╭─ MATERIAL SUPPLIED

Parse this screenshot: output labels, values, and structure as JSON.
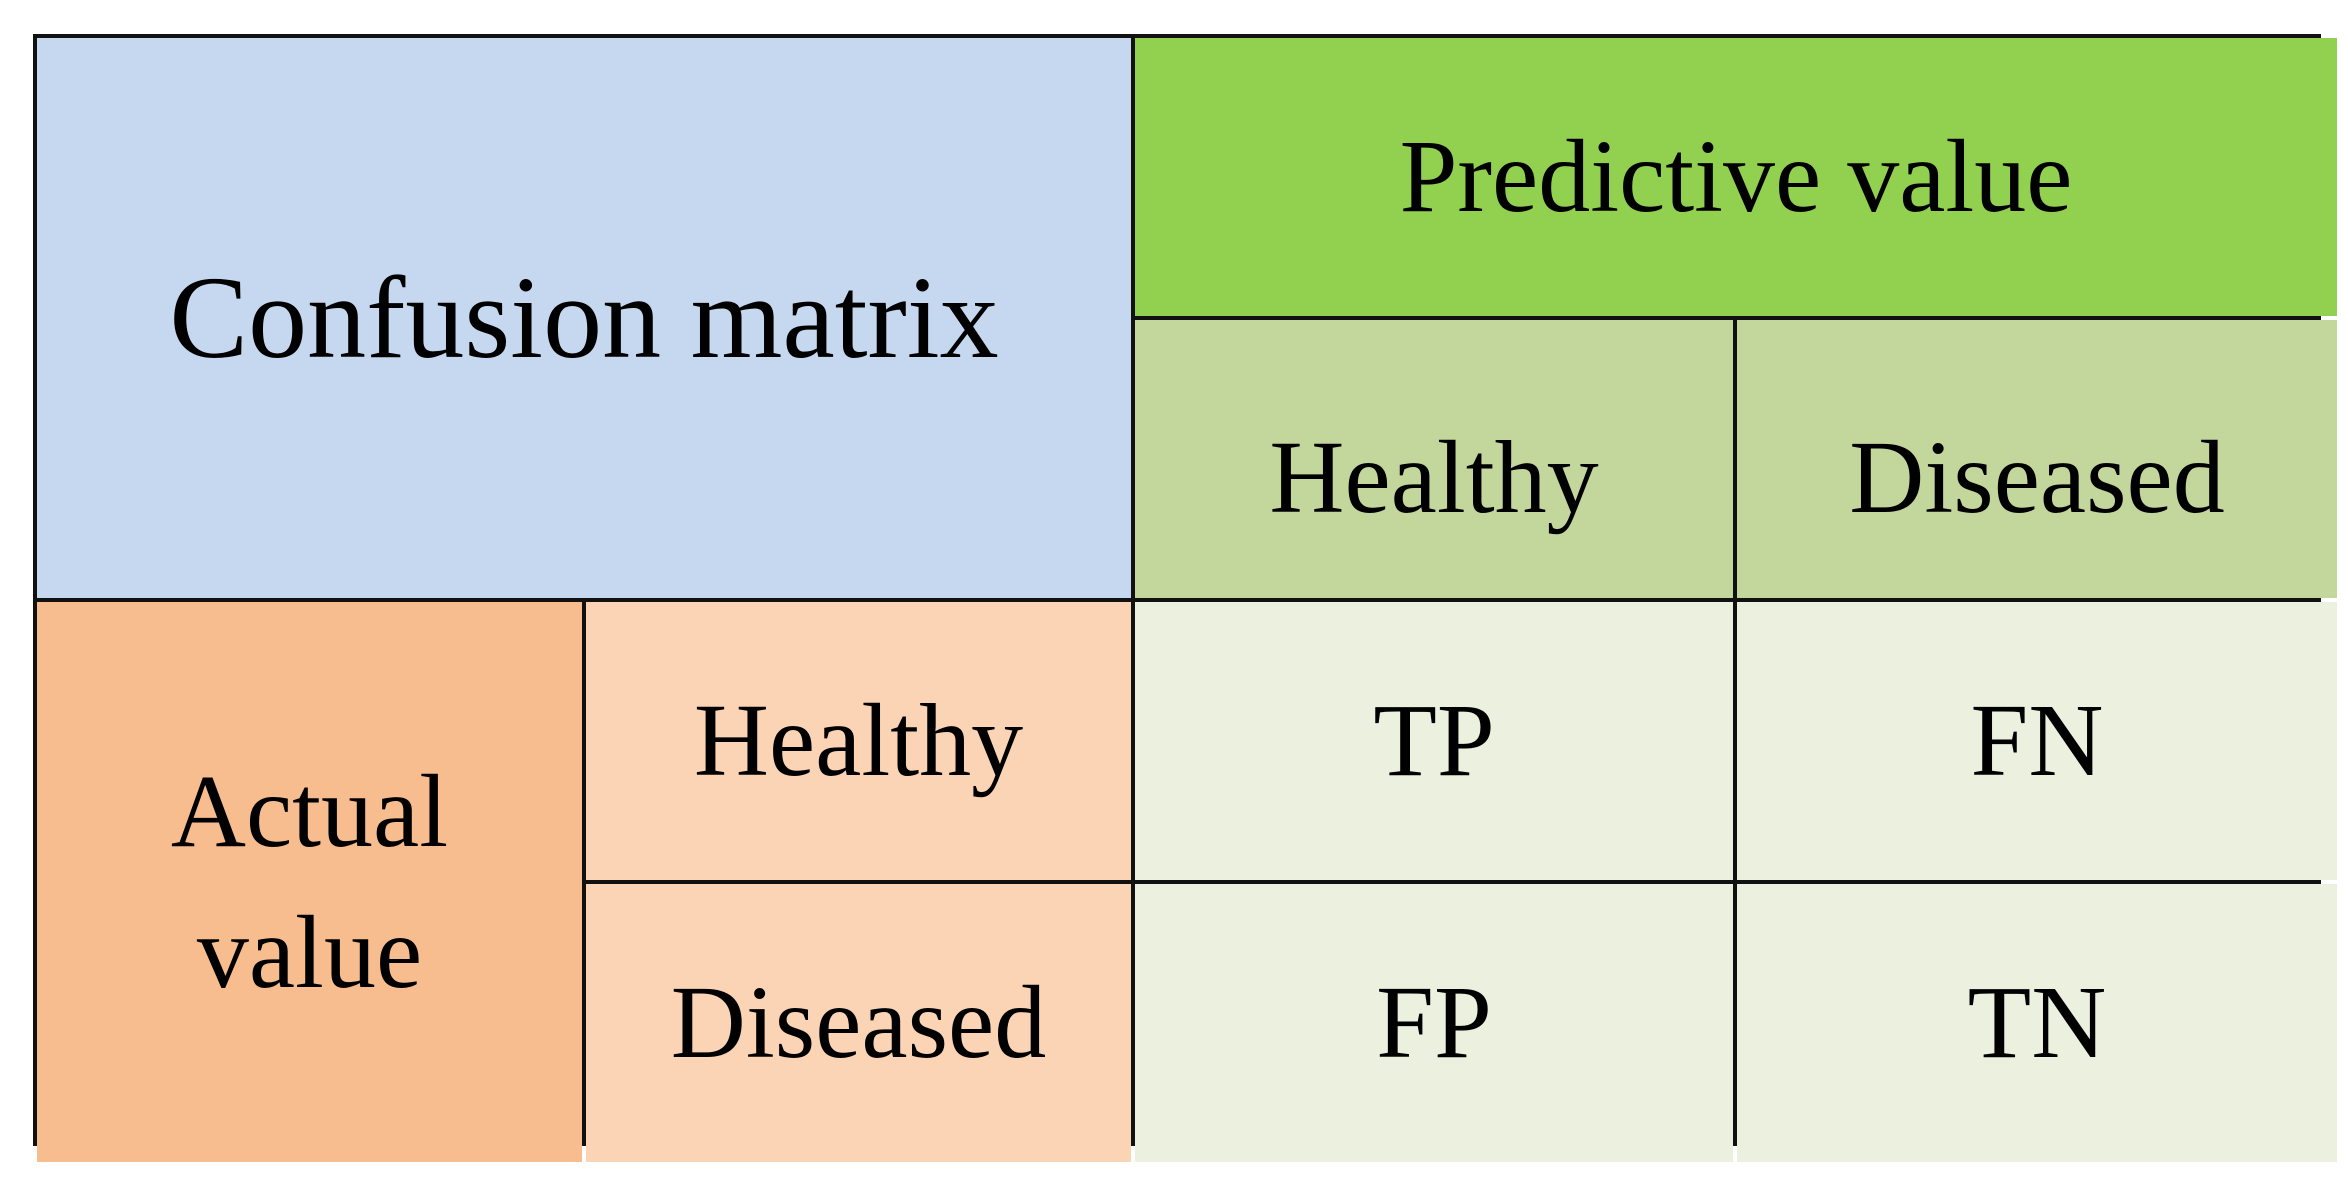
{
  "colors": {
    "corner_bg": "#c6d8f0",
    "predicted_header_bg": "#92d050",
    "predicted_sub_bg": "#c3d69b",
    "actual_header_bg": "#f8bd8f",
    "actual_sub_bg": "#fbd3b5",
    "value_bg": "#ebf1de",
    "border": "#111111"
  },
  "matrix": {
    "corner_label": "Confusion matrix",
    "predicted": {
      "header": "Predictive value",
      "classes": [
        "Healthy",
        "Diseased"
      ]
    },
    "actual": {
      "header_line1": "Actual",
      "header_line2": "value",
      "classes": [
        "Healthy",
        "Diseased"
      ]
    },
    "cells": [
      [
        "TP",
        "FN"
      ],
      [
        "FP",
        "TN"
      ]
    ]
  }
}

╰─

*BRIEF:*
Exclude the pictures. Write out the remaining data exactly.

*FINAL RESULT:*
Parse this screenshot: output labels, values, and structure as JSON.
{
  "colors": {
    "corner_bg": "#c6d8f0",
    "predicted_header_bg": "#92d050",
    "predicted_sub_bg": "#c3d69b",
    "actual_header_bg": "#f8bd8f",
    "actual_sub_bg": "#fbd3b5",
    "value_bg": "#ebf1de",
    "border": "#111111"
  },
  "matrix": {
    "corner_label": "Confusion matrix",
    "predicted": {
      "header": "Predictive value",
      "classes": [
        "Healthy",
        "Diseased"
      ]
    },
    "actual": {
      "header_line1": "Actual",
      "header_line2": "value",
      "classes": [
        "Healthy",
        "Diseased"
      ]
    },
    "cells": [
      [
        "TP",
        "FN"
      ],
      [
        "FP",
        "TN"
      ]
    ]
  }
}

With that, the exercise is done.